== Aim ==
Write out exactly the lines from the one containing "Extract all readable text from this page." through the last line of the records below, including both.

== Excerpted records ==
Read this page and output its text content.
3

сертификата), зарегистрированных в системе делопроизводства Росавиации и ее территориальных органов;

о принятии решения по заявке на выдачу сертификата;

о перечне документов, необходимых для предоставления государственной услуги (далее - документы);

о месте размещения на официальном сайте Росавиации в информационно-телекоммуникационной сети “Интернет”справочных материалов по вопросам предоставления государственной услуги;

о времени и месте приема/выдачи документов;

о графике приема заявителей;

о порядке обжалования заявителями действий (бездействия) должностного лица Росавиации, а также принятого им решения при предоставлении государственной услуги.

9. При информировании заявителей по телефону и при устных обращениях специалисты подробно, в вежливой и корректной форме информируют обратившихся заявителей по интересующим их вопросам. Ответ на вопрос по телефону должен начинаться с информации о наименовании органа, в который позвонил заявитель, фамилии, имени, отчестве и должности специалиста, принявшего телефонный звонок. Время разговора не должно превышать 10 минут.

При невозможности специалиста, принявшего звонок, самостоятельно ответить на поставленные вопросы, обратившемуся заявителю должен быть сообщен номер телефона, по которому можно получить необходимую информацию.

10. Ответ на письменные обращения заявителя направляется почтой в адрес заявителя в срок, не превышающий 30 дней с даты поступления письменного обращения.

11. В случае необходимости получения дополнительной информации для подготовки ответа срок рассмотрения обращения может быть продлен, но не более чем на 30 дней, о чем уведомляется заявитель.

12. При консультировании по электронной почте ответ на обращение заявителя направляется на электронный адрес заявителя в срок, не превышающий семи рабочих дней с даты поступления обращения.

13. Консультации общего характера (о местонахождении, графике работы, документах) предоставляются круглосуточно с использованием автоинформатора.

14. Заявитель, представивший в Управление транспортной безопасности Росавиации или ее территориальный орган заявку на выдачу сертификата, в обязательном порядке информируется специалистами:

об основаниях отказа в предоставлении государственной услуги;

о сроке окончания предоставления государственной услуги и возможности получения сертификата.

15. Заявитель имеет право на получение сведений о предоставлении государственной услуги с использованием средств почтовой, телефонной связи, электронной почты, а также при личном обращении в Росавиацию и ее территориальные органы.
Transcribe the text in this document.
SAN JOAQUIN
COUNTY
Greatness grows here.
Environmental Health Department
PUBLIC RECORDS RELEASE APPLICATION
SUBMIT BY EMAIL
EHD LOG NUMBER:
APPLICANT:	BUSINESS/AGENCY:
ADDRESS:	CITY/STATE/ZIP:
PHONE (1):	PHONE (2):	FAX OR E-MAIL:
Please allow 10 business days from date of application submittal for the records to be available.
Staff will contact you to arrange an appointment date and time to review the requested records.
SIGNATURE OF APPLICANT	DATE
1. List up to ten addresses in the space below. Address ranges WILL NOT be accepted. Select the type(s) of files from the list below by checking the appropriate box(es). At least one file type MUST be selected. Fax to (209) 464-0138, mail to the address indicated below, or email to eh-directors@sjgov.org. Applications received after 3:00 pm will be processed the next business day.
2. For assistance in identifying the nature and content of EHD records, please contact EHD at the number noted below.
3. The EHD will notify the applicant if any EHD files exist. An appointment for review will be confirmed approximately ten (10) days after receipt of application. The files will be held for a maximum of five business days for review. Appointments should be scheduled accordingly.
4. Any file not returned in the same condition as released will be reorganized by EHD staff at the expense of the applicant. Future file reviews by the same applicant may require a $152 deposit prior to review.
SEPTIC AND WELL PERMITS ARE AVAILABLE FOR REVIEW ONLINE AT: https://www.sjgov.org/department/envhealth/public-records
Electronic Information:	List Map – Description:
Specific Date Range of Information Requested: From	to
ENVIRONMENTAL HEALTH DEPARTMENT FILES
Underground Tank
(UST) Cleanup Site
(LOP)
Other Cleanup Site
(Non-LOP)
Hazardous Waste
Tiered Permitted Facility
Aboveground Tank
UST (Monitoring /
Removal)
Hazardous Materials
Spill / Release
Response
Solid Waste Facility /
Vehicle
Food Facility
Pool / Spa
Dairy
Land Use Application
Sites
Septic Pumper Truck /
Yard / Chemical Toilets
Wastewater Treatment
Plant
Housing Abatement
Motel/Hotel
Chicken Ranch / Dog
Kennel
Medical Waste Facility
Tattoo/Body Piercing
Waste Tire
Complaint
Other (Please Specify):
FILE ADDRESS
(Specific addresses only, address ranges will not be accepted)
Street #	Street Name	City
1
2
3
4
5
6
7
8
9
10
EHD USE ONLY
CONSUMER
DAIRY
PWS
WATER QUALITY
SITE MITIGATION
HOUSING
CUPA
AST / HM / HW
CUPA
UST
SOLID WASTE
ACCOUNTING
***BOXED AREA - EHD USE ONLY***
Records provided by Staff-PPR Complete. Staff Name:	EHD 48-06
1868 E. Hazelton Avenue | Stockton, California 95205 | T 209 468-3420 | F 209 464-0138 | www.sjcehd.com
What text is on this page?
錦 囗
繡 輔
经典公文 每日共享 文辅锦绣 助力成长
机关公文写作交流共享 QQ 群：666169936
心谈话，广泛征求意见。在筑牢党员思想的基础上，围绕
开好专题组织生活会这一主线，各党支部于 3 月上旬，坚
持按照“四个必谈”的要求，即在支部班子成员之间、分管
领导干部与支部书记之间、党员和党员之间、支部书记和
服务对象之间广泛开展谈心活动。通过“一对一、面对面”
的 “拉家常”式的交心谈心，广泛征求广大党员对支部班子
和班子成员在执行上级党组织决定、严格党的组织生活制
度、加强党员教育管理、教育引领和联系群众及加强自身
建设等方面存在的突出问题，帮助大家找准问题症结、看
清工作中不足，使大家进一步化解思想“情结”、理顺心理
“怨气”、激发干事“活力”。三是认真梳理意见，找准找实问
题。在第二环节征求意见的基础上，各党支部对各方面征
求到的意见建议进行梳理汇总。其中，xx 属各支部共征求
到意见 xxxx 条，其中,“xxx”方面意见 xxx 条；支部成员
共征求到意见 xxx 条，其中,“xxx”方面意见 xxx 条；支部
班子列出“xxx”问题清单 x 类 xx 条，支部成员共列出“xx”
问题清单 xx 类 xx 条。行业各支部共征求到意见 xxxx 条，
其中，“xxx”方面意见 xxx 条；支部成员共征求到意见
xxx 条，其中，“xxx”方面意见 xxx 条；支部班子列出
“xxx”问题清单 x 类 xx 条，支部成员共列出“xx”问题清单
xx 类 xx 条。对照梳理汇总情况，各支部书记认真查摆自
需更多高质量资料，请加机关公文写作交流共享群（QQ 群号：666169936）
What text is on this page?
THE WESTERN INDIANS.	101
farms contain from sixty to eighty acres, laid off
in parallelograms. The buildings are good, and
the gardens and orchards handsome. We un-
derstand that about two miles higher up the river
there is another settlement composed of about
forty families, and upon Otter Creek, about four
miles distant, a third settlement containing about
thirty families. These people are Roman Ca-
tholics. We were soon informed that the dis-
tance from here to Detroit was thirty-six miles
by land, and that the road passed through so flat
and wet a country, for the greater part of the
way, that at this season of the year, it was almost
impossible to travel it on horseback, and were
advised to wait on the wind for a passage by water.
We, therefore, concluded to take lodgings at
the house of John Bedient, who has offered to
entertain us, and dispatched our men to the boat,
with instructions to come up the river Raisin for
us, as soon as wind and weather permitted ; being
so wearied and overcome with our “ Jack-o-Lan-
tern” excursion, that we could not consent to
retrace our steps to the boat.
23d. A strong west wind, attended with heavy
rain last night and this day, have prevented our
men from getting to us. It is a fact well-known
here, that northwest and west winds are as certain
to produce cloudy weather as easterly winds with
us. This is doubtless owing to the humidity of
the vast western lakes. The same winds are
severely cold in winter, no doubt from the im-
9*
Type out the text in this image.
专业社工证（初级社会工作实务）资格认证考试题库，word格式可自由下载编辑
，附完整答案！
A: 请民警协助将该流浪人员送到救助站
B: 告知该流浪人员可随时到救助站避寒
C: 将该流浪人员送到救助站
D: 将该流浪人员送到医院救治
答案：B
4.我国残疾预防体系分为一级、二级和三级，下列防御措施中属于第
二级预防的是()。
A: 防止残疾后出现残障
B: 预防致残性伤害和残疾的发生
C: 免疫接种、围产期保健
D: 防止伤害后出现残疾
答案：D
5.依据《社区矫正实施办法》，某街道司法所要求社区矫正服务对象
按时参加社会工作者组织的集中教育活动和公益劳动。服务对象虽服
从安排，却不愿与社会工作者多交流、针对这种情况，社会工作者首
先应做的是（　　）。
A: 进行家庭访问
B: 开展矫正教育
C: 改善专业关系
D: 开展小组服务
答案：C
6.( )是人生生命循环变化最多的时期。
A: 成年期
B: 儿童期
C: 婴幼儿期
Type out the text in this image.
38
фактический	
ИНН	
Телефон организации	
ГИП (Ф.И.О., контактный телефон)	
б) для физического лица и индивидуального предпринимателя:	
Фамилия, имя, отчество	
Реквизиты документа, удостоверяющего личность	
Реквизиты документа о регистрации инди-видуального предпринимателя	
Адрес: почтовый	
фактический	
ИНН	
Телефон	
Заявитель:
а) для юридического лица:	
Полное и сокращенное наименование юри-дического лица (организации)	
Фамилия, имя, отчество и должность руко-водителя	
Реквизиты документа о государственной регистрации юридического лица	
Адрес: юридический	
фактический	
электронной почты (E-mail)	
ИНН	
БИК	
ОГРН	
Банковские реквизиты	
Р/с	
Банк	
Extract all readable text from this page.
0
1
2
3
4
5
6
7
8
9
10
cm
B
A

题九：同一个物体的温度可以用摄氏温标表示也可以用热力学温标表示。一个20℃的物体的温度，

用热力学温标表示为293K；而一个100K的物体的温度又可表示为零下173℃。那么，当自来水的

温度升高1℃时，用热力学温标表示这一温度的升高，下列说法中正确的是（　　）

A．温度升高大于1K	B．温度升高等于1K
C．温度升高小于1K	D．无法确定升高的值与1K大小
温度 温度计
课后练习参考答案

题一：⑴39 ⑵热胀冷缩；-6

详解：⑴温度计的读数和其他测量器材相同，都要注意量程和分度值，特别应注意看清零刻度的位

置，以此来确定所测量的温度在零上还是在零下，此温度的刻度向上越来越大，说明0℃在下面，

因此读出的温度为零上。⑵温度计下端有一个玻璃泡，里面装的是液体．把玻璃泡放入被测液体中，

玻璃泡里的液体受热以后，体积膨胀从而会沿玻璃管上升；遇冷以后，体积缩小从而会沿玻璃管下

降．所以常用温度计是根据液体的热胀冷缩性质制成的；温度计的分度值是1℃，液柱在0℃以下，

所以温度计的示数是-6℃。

== Answer to the problem ==
Extract all readable text from this page.
0
1
2
3
4
5
6
7
8
9
10
cm
B
A

题九：同一个物体的温度可以用摄氏温标表示也可以用热力学温标表示。一个20℃的物体的温度，

用热力学温标表示为293K；而一个100K的物体的温度又可表示为零下173℃。那么，当自来水的

温度升高1℃时，用热力学温标表示这一温度的升高，下列说法中正确的是（　　）

A．温度升高大于1K	B．温度升高等于1K
C．温度升高小于1K	D．无法确定升高的值与1K大小
温度 温度计
课后练习参考答案

题一：⑴39 ⑵热胀冷缩；-6

详解：⑴温度计的读数和其他测量器材相同，都要注意量程和分度值，特别应注意看清零刻度的位

置，以此来确定所测量的温度在零上还是在零下，此温度的刻度向上越来越大，说明0℃在下面，

因此读出的温度为零上。⑵温度计下端有一个玻璃泡，里面装的是液体．把玻璃泡放入被测液体中，

玻璃泡里的液体受热以后，体积膨胀从而会沿玻璃管上升；遇冷以后，体积缩小从而会沿玻璃管下

降．所以常用温度计是根据液体的热胀冷缩性质制成的；温度计的分度值是1℃，液柱在0℃以下，

所以温度计的示数是-6℃。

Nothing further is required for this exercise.